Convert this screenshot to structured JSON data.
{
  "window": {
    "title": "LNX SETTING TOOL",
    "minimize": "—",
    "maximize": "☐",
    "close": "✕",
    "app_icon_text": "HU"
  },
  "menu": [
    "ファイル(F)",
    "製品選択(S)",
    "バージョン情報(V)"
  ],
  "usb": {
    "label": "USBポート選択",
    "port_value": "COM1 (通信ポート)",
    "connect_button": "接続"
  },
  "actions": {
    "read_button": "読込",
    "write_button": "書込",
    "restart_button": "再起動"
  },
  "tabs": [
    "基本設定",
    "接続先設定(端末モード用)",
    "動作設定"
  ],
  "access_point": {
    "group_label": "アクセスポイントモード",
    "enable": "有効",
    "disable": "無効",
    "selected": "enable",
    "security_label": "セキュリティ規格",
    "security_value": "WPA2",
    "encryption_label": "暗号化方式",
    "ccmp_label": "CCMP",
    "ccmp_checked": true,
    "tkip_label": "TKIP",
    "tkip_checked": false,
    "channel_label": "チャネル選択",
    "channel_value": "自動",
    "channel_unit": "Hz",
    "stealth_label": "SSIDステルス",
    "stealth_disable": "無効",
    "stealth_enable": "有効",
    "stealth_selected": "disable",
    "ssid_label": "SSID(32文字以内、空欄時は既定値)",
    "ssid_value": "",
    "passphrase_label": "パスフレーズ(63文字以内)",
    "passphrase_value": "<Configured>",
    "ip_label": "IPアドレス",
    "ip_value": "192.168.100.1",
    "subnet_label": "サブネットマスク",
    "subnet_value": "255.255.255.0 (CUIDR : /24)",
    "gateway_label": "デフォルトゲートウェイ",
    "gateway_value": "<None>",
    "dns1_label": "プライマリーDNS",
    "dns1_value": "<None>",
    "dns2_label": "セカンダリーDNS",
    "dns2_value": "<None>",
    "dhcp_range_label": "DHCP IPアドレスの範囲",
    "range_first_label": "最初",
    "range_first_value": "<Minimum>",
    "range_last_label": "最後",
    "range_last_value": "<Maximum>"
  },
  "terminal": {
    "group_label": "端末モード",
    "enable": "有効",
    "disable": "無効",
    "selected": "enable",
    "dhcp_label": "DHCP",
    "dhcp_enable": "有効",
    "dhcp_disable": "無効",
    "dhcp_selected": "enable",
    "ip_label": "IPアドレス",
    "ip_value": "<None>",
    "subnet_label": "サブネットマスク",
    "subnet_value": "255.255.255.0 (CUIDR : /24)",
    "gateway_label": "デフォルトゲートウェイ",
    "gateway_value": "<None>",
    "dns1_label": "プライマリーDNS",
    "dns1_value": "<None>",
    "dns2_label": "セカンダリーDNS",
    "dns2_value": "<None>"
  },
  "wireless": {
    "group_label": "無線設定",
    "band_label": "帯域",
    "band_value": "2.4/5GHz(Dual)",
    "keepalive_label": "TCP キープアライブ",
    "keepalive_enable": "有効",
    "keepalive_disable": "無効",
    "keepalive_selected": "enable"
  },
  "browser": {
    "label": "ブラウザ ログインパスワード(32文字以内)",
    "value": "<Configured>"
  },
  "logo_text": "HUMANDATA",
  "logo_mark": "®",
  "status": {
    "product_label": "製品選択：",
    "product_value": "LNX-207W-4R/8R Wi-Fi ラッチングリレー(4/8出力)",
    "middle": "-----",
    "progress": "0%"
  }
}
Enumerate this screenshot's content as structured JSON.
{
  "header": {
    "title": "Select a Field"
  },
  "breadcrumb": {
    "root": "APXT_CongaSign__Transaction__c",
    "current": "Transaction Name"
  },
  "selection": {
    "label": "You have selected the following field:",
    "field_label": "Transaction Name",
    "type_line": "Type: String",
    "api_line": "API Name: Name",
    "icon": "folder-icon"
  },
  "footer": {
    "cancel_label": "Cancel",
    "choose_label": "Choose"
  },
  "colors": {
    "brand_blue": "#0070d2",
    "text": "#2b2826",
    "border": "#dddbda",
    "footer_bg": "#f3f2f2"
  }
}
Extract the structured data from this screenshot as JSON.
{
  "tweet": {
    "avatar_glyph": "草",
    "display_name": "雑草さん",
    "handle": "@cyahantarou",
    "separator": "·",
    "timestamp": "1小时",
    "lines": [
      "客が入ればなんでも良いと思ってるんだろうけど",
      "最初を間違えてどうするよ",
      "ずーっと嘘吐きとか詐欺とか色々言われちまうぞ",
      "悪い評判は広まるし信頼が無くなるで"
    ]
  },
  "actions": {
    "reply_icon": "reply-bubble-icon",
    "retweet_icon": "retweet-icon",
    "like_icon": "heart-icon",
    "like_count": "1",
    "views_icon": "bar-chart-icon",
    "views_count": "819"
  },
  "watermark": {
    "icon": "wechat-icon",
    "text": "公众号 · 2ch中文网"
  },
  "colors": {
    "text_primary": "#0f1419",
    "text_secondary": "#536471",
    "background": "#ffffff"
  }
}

§ §

■ **WHAT YOU NEED TO DO**
Write the lines out exactly, from the one with "Enumerate this screenshot's" down to the last line of the listing, and leave out all others.

■ **RESPONSE BELOW**
Enumerate this screenshot's content as structured JSON.
{
  "header": {
    "title": "Select a Field"
  },
  "breadcrumb": {
    "root": "APXT_CongaSign__Transaction__c",
    "current": "Transaction Name"
  },
  "selection": {
    "label": "You have selected the following field:",
    "field_label": "Transaction Name",
    "type_line": "Type: String",
    "api_line": "API Name: Name",
    "icon": "folder-icon"
  },
  "footer": {
    "cancel_label": "Cancel",
    "choose_label": "Choose"
  },
  "colors": {
    "brand_blue": "#0070d2",
    "text": "#2b2826",
    "border": "#dddbda",
    "footer_bg": "#f3f2f2"
  }
}
Extract the structured data from this screenshot as JSON.
{
  "tweet": {
    "avatar_glyph": "草",
    "display_name": "雑草さん",
    "handle": "@cyahantarou",
    "separator": "·",
    "timestamp": "1小时",
    "lines": [
      "客が入ればなんでも良いと思ってるんだろうけど",
      "最初を間違えてどうするよ",
      "ずーっと嘘吐きとか詐欺とか色々言われちまうぞ",
      "悪い評判は広まるし信頼が無くなるで"
    ]
  },
  "actions": {
    "reply_icon": "reply-bubble-icon",
    "retweet_icon": "retweet-icon",
    "like_icon": "heart-icon",
    "like_count": "1",
    "views_icon": "bar-chart-icon",
    "views_count": "819"
  },
  "watermark": {
    "icon": "wechat-icon",
    "text": "公众号 · 2ch中文网"
  },
  "colors": {
    "text_primary": "#0f1419",
    "text_secondary": "#536471",
    "background": "#ffffff"
  }
}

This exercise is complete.